━━━ DATA EXCERPTS ━━━
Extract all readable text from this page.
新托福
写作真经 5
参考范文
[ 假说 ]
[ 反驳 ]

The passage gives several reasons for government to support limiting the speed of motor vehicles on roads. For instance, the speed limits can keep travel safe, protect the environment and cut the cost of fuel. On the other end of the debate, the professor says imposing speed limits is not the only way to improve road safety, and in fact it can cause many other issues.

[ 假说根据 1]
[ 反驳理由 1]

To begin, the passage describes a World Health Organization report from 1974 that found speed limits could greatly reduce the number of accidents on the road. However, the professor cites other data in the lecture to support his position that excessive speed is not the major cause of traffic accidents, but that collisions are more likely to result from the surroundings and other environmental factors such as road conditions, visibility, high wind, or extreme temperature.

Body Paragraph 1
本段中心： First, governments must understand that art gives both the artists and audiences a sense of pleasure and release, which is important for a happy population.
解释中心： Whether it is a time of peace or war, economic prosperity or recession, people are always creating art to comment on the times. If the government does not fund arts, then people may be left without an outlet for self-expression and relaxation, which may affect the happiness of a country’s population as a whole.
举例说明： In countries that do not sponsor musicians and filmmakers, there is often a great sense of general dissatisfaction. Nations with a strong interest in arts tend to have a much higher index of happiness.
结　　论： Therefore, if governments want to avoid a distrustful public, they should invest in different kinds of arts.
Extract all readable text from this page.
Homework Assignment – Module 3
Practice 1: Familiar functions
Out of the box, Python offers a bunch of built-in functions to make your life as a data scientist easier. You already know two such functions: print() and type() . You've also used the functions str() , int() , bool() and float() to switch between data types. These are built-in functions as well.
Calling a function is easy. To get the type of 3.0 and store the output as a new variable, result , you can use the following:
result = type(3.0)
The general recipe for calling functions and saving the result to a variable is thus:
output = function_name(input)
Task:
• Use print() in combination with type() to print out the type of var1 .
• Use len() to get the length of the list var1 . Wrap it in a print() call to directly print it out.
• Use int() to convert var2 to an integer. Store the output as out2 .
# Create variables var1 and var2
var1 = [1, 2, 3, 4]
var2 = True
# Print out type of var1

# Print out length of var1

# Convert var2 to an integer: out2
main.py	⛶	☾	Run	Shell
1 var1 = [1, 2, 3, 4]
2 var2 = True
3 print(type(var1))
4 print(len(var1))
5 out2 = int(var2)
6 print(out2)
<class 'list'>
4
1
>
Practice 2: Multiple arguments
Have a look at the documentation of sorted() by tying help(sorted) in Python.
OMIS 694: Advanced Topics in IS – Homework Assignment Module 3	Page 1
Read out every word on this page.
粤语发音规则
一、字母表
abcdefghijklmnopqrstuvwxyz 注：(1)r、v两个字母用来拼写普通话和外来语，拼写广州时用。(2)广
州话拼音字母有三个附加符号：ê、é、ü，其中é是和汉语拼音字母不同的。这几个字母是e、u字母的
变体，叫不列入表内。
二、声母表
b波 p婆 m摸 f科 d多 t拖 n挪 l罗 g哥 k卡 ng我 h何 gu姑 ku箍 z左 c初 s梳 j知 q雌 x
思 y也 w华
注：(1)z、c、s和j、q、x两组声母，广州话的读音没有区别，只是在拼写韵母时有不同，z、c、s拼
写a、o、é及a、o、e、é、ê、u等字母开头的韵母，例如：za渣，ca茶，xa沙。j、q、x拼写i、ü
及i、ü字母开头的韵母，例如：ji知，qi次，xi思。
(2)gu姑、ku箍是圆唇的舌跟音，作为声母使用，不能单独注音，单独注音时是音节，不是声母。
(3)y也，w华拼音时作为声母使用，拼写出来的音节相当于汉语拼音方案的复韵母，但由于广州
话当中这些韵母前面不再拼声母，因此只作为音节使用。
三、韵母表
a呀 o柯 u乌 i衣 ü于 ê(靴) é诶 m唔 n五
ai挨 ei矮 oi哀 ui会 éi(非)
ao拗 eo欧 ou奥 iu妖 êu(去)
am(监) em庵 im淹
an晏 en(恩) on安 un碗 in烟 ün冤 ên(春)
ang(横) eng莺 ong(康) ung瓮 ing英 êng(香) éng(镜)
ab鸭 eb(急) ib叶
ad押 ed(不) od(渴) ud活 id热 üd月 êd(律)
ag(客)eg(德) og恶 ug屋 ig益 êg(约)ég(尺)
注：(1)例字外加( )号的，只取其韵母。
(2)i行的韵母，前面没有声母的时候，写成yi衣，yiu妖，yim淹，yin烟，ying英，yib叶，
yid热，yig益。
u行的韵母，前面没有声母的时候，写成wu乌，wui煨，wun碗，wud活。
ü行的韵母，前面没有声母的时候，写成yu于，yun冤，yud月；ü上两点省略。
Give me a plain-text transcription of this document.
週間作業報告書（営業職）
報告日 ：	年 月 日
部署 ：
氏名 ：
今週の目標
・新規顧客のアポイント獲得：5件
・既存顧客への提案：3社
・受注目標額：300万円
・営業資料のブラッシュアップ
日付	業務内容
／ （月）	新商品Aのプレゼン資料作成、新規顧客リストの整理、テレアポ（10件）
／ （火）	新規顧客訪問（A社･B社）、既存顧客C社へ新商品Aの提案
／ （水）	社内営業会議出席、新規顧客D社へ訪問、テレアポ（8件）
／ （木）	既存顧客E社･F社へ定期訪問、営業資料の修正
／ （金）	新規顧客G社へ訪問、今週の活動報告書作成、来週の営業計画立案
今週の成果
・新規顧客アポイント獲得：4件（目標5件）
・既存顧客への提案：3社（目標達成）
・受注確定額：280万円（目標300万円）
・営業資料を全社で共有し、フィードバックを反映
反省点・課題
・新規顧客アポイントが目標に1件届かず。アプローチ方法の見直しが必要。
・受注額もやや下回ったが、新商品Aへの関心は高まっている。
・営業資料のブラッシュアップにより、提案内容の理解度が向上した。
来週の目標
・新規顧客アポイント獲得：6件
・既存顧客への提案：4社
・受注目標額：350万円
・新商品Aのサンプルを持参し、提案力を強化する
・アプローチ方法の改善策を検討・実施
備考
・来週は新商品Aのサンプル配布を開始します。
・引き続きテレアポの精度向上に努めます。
━━━
■ TASK
Extract the data in full. Keep it word for word.

■ REPLY TO THE EXERCISE
Extract all readable text from this page.
新托福
写作真经 5
参考范文
[ 假说 ]
[ 反驳 ]

The passage gives several reasons for government to support limiting the speed of motor vehicles on roads. For instance, the speed limits can keep travel safe, protect the environment and cut the cost of fuel. On the other end of the debate, the professor says imposing speed limits is not the only way to improve road safety, and in fact it can cause many other issues.

[ 假说根据 1]
[ 反驳理由 1]

To begin, the passage describes a World Health Organization report from 1974 that found speed limits could greatly reduce the number of accidents on the road. However, the professor cites other data in the lecture to support his position that excessive speed is not the major cause of traffic accidents, but that collisions are more likely to result from the surroundings and other environmental factors such as road conditions, visibility, high wind, or extreme temperature.

Body Paragraph 1
本段中心： First, governments must understand that art gives both the artists and audiences a sense of pleasure and release, which is important for a happy population.
解释中心： Whether it is a time of peace or war, economic prosperity or recession, people are always creating art to comment on the times. If the government does not fund arts, then people may be left without an outlet for self-expression and relaxation, which may affect the happiness of a country’s population as a whole.
举例说明： In countries that do not sponsor musicians and filmmakers, there is often a great sense of general dissatisfaction. Nations with a strong interest in arts tend to have a much higher index of happiness.
结　　论： Therefore, if governments want to avoid a distrustful public, they should invest in different kinds of arts.
Extract all readable text from this page.
Homework Assignment – Module 3
Practice 1: Familiar functions
Out of the box, Python offers a bunch of built-in functions to make your life as a data scientist easier. You already know two such functions: print() and type() . You've also used the functions str() , int() , bool() and float() to switch between data types. These are built-in functions as well.
Calling a function is easy. To get the type of 3.0 and store the output as a new variable, result , you can use the following:
result = type(3.0)
The general recipe for calling functions and saving the result to a variable is thus:
output = function_name(input)
Task:
• Use print() in combination with type() to print out the type of var1 .
• Use len() to get the length of the list var1 . Wrap it in a print() call to directly print it out.
• Use int() to convert var2 to an integer. Store the output as out2 .
# Create variables var1 and var2
var1 = [1, 2, 3, 4]
var2 = True
# Print out type of var1

# Print out length of var1

# Convert var2 to an integer: out2
main.py	⛶	☾	Run	Shell
1 var1 = [1, 2, 3, 4]
2 var2 = True
3 print(type(var1))
4 print(len(var1))
5 out2 = int(var2)
6 print(out2)
<class 'list'>
4
1
>
Practice 2: Multiple arguments
Have a look at the documentation of sorted() by tying help(sorted) in Python.
OMIS 694: Advanced Topics in IS – Homework Assignment Module 3	Page 1
Read out every word on this page.
粤语发音规则
一、字母表
abcdefghijklmnopqrstuvwxyz 注：(1)r、v两个字母用来拼写普通话和外来语，拼写广州时用。(2)广
州话拼音字母有三个附加符号：ê、é、ü，其中é是和汉语拼音字母不同的。这几个字母是e、u字母的
变体，叫不列入表内。
二、声母表
b波 p婆 m摸 f科 d多 t拖 n挪 l罗 g哥 k卡 ng我 h何 gu姑 ku箍 z左 c初 s梳 j知 q雌 x
思 y也 w华
注：(1)z、c、s和j、q、x两组声母，广州话的读音没有区别，只是在拼写韵母时有不同，z、c、s拼
写a、o、é及a、o、e、é、ê、u等字母开头的韵母，例如：za渣，ca茶，xa沙。j、q、x拼写i、ü
及i、ü字母开头的韵母，例如：ji知，qi次，xi思。
(2)gu姑、ku箍是圆唇的舌跟音，作为声母使用，不能单独注音，单独注音时是音节，不是声母。
(3)y也，w华拼音时作为声母使用，拼写出来的音节相当于汉语拼音方案的复韵母，但由于广州
话当中这些韵母前面不再拼声母，因此只作为音节使用。
三、韵母表
a呀 o柯 u乌 i衣 ü于 ê(靴) é诶 m唔 n五
ai挨 ei矮 oi哀 ui会 éi(非)
ao拗 eo欧 ou奥 iu妖 êu(去)
am(监) em庵 im淹
an晏 en(恩) on安 un碗 in烟 ün冤 ên(春)
ang(横) eng莺 ong(康) ung瓮 ing英 êng(香) éng(镜)
ab鸭 eb(急) ib叶
ad押 ed(不) od(渴) ud活 id热 üd月 êd(律)
ag(客)eg(德) og恶 ug屋 ig益 êg(约)ég(尺)
注：(1)例字外加( )号的，只取其韵母。
(2)i行的韵母，前面没有声母的时候，写成yi衣，yiu妖，yim淹，yin烟，ying英，yib叶，
yid热，yig益。
u行的韵母，前面没有声母的时候，写成wu乌，wui煨，wun碗，wud活。
ü行的韵母，前面没有声母的时候，写成yu于，yun冤，yud月；ü上两点省略。
Give me a plain-text transcription of this document.
週間作業報告書（営業職）
報告日 ：	年 月 日
部署 ：
氏名 ：
今週の目標
・新規顧客のアポイント獲得：5件
・既存顧客への提案：3社
・受注目標額：300万円
・営業資料のブラッシュアップ
日付	業務内容
／ （月）	新商品Aのプレゼン資料作成、新規顧客リストの整理、テレアポ（10件）
／ （火）	新規顧客訪問（A社･B社）、既存顧客C社へ新商品Aの提案
／ （水）	社内営業会議出席、新規顧客D社へ訪問、テレアポ（8件）
／ （木）	既存顧客E社･F社へ定期訪問、営業資料の修正
／ （金）	新規顧客G社へ訪問、今週の活動報告書作成、来週の営業計画立案
今週の成果
・新規顧客アポイント獲得：4件（目標5件）
・既存顧客への提案：3社（目標達成）
・受注確定額：280万円（目標300万円）
・営業資料を全社で共有し、フィードバックを反映
反省点・課題
・新規顧客アポイントが目標に1件届かず。アプローチ方法の見直しが必要。
・受注額もやや下回ったが、新商品Aへの関心は高まっている。
・営業資料のブラッシュアップにより、提案内容の理解度が向上した。
来週の目標
・新規顧客アポイント獲得：6件
・既存顧客への提案：4社
・受注目標額：350万円
・新商品Aのサンプルを持参し、提案力を強化する
・アプローチ方法の改善策を検討・実施
備考
・来週は新商品Aのサンプル配布を開始します。
・引き続きテレアポの精度向上に努めます。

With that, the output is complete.